--- LISTING ---
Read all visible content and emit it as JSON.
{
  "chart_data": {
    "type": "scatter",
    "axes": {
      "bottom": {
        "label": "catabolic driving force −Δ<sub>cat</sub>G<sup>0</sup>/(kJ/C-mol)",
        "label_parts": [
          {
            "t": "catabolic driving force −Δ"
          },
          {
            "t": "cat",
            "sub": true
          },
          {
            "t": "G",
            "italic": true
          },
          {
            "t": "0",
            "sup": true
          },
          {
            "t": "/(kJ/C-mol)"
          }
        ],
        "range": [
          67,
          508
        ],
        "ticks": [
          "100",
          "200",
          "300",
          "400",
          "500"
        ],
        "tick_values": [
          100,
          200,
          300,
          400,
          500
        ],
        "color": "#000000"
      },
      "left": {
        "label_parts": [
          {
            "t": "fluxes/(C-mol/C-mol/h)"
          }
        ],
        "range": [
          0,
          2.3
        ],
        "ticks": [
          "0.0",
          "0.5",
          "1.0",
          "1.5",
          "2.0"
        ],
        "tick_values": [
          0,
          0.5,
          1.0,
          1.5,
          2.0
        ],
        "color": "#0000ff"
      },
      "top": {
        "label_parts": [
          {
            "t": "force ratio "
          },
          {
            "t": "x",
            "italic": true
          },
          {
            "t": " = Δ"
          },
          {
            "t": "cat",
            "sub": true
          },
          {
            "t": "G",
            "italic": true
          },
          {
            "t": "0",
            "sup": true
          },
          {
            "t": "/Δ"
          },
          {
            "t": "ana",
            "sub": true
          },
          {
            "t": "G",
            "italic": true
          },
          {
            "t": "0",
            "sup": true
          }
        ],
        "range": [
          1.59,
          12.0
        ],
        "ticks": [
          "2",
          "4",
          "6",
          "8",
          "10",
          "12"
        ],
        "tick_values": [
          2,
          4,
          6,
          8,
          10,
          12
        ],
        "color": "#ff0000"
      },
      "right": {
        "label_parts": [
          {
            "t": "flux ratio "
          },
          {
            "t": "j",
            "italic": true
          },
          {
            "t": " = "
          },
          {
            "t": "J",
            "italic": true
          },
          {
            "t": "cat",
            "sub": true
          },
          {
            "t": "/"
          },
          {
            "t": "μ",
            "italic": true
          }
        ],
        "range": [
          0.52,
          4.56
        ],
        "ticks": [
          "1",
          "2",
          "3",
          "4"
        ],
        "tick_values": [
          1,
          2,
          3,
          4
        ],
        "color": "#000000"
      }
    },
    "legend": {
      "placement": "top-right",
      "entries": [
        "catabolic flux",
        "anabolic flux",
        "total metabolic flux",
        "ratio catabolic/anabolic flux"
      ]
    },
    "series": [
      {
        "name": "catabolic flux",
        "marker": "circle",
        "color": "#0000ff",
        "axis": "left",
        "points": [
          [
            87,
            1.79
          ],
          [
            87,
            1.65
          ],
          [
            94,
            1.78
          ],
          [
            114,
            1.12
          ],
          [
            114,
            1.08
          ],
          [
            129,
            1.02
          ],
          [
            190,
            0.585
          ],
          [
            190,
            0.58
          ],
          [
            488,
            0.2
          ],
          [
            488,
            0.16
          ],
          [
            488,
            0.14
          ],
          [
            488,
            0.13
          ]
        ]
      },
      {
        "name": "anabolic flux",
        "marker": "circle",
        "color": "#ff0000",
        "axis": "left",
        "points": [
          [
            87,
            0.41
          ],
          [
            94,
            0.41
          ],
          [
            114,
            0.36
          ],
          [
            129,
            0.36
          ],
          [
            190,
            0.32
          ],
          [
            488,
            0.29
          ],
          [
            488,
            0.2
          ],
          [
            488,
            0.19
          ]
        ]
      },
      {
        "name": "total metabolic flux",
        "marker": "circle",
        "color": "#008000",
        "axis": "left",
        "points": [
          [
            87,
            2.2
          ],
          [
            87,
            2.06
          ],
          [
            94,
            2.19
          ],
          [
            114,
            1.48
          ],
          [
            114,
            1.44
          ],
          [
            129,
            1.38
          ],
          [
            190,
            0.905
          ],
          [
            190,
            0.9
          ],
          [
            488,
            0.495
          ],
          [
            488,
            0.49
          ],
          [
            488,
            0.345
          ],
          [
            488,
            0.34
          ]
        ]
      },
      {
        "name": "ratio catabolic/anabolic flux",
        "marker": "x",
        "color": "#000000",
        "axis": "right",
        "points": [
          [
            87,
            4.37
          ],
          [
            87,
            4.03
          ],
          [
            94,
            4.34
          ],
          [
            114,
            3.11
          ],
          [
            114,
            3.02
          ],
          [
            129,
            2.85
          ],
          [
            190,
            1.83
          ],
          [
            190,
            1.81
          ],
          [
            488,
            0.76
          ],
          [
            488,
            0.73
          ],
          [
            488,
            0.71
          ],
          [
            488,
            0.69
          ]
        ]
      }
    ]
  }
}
---
**SET TASK:**
Only lines that contain the word "ratio" are wanted; copy each of them.

**SOLUTION TO THE EXERCISE:**
            "t": "force ratio "
            "t": "flux ratio "
        "ratio catabolic/anabolic flux"
        "name": "ratio catabolic/anabolic flux",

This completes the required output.